> [GOAL OF THE EXERCISE]:
Repeat every entry word for word, but leave the images out of your copy.

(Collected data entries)
════════════════════

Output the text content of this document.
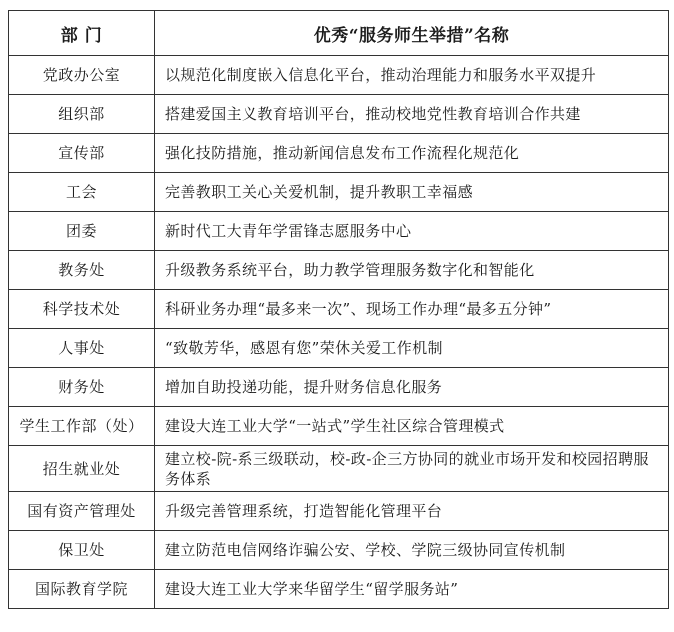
部 门	优秀“服务师生举措”名称
党政办公室	以规范化制度嵌入信息化平台，推动治理能力和服务水平双提升
组织部	搭建爱国主义教育培训平台，推动校地党性教育培训合作共建
宣传部	强化技防措施，推动新闻信息发布工作流程化规范化
工会	完善教职工关心关爱机制，提升教职工幸福感
团委	新时代工大青年学雷锋志愿服务中心
教务处	升级教务系统平台，助力教学管理服务数字化和智能化
科学技术处	科研业务办理“最多来一次”、现场工作办理“最多五分钟”
人事处	“致敬芳华，感恩有您”荣休关爱工作机制
财务处	增加自助投递功能，提升财务信息化服务
学生工作部（处）	建设大连工业大学“一站式”学生社区综合管理模式
招生就业处	建立校-院-系三级联动，校-政-企三方协同的就业市场开发和校园招聘服务体系
国有资产管理处	升级完善管理系统，打造智能化管理平台
保卫处	建立防范电信网络诈骗公安、学校、学院三级协同宣传机制
国际教育学院	建设大连工业大学来华留学生“留学服务站”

════════════════════

> [SOLUTION TO THIS PROBLEM]:
Output the text content of this document.
部 门	优秀“服务师生举措”名称
党政办公室	以规范化制度嵌入信息化平台，推动治理能力和服务水平双提升
组织部	搭建爱国主义教育培训平台，推动校地党性教育培训合作共建
宣传部	强化技防措施，推动新闻信息发布工作流程化规范化
工会	完善教职工关心关爱机制，提升教职工幸福感
团委	新时代工大青年学雷锋志愿服务中心
教务处	升级教务系统平台，助力教学管理服务数字化和智能化
科学技术处	科研业务办理“最多来一次”、现场工作办理“最多五分钟”
人事处	“致敬芳华，感恩有您”荣休关爱工作机制
财务处	增加自助投递功能，提升财务信息化服务
学生工作部（处）	建设大连工业大学“一站式”学生社区综合管理模式
招生就业处	建立校-院-系三级联动，校-政-企三方协同的就业市场开发和校园招聘服务体系
国有资产管理处	升级完善管理系统，打造智能化管理平台
保卫处	建立防范电信网络诈骗公安、学校、学院三级协同宣传机制
国际教育学院	建设大连工业大学来华留学生“留学服务站”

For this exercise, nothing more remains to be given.